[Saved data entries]
"""
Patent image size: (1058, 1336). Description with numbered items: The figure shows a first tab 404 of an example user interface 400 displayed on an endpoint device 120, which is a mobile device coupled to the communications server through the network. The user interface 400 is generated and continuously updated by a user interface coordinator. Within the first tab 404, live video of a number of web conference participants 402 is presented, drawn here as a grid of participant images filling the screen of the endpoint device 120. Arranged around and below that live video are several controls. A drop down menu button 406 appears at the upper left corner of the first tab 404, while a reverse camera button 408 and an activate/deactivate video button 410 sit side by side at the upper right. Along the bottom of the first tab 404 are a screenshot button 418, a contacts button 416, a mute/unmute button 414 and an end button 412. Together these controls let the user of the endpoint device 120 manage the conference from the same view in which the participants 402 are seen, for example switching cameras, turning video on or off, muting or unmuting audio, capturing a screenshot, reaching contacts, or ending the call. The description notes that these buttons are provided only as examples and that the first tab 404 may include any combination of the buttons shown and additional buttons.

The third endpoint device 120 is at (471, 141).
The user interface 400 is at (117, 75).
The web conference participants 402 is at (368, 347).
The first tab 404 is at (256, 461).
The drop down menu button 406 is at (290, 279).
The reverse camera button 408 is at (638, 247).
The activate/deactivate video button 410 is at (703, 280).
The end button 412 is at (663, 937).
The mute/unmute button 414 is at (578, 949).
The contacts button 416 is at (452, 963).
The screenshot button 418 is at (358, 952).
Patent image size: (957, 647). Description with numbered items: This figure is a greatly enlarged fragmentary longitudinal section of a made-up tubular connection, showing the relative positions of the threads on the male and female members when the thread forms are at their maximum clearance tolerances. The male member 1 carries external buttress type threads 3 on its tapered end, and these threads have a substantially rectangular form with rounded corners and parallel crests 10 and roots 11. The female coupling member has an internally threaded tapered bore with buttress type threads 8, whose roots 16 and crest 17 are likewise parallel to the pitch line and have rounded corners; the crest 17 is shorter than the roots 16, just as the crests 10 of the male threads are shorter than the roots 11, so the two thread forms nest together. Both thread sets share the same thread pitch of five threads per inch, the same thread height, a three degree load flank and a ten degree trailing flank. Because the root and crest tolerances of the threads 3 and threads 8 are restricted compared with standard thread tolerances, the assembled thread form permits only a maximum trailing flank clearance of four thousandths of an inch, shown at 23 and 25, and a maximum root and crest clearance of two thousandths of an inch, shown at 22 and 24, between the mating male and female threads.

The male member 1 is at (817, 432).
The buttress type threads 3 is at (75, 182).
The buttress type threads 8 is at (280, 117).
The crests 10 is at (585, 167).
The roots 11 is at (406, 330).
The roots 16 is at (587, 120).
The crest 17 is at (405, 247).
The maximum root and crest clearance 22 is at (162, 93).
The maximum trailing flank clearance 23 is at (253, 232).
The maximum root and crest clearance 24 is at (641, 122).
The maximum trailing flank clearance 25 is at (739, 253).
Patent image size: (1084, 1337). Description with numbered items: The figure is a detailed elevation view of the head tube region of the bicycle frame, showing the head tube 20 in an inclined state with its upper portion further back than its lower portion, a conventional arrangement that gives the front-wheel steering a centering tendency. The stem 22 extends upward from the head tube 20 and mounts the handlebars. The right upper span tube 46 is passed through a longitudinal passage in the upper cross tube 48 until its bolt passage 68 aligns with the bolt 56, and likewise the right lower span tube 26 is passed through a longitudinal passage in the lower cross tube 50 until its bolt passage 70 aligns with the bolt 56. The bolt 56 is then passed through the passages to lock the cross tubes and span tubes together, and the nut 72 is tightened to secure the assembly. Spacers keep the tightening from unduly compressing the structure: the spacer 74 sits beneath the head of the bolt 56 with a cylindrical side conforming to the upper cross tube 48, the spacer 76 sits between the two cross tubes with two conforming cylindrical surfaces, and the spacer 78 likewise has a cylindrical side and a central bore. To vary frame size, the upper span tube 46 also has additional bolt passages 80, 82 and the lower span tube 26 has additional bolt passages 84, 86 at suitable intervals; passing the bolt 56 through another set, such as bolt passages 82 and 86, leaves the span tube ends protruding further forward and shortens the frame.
"""
Copy out these lines word for word, covering all of the entries.

Patent image size: (1058, 1336). Description with numbered items: The figure shows a first tab 404 of an example user interface 400 displayed on an endpoint device 120, which is a mobile device coupled to the communications server through the network. The user interface 400 is generated and continuously updated by a user interface coordinator. Within the first tab 404, live video of a number of web conference participants 402 is presented, drawn here as a grid of participant images filling the screen of the endpoint device 120. Arranged around and below that live video are several controls. A drop down menu button 406 appears at the upper left corner of the first tab 404, while a reverse camera button 408 and an activate/deactivate video button 410 sit side by side at the upper right. Along the bottom of the first tab 404 are a screenshot button 418, a contacts button 416, a mute/unmute button 414 and an end button 412. Together these controls let the user of the endpoint device 120 manage the conference from the same view in which the participants 402 are seen, for example switching cameras, turning video on or off, muting or unmuting audio, capturing a screenshot, reaching contacts, or ending the call. The description notes that these buttons are provided only as examples and that the first tab 404 may include any combination of the buttons shown and additional buttons.

The third endpoint device 120 is at (471, 141).
The user interface 400 is at (117, 75).
The web conference participants 402 is at (368, 347).
The first tab 404 is at (256, 461).
The drop down menu button 406 is at (290, 279).
The reverse camera button 408 is at (638, 247).
The activate/deactivate video button 410 is at (703, 280).
The end button 412 is at (663, 937).
The mute/unmute button 414 is at (578, 949).
The contacts button 416 is at (452, 963).
The screenshot button 418 is at (358, 952).
Patent image size: (957, 647). Description with numbered items: This figure is a greatly enlarged fragmentary longitudinal section of a made-up tubular connection, showing the relative positions of the threads on the male and female members when the thread forms are at their maximum clearance tolerances. The male member 1 carries external buttress type threads 3 on its tapered end, and these threads have a substantially rectangular form with rounded corners and parallel crests 10 and roots 11. The female coupling member has an internally threaded tapered bore with buttress type threads 8, whose roots 16 and crest 17 are likewise parallel to the pitch line and have rounded corners; the crest 17 is shorter than the roots 16, just as the crests 10 of the male threads are shorter than the roots 11, so the two thread forms nest together. Both thread sets share the same thread pitch of five threads per inch, the same thread height, a three degree load flank and a ten degree trailing flank. Because the root and crest tolerances of the threads 3 and threads 8 are restricted compared with standard thread tolerances, the assembled thread form permits only a maximum trailing flank clearance of four thousandths of an inch, shown at 23 and 25, and a maximum root and crest clearance of two thousandths of an inch, shown at 22 and 24, between the mating male and female threads.

The male member 1 is at (817, 432).
The buttress type threads 3 is at (75, 182).
The buttress type threads 8 is at (280, 117).
The crests 10 is at (585, 167).
The roots 11 is at (406, 330).
The roots 16 is at (587, 120).
The crest 17 is at (405, 247).
The maximum root and crest clearance 22 is at (162, 93).
The maximum trailing flank clearance 23 is at (253, 232).
The maximum root and crest clearance 24 is at (641, 122).
The maximum trailing flank clearance 25 is at (739, 253).
Patent image size: (1084, 1337). Description with numbered items: The figure is a detailed elevation view of the head tube region of the bicycle frame, showing the head tube 20 in an inclined state with its upper portion further back than its lower portion, a conventional arrangement that gives the front-wheel steering a centering tendency. The stem 22 extends upward from the head tube 20 and mounts the handlebars. The right upper span tube 46 is passed through a longitudinal passage in the upper cross tube 48 until its bolt passage 68 aligns with the bolt 56, and likewise the right lower span tube 26 is passed through a longitudinal passage in the lower cross tube 50 until its bolt passage 70 aligns with the bolt 56. The bolt 56 is then passed through the passages to lock the cross tubes and span tubes together, and the nut 72 is tightened to secure the assembly. Spacers keep the tightening from unduly compressing the structure: the spacer 74 sits beneath the head of the bolt 56 with a cylindrical side conforming to the upper cross tube 48, the spacer 76 sits between the two cross tubes with two conforming cylindrical surfaces, and the spacer 78 likewise has a cylindrical side and a central bore. To vary frame size, the upper span tube 46 also has additional bolt passages 80, 82 and the lower span tube 26 has additional bolt passages 84, 86 at suitable intervals; passing the bolt 56 through another set, such as bolt passages 82 and 86, leaves the span tube ends protruding further forward and shortens the frame.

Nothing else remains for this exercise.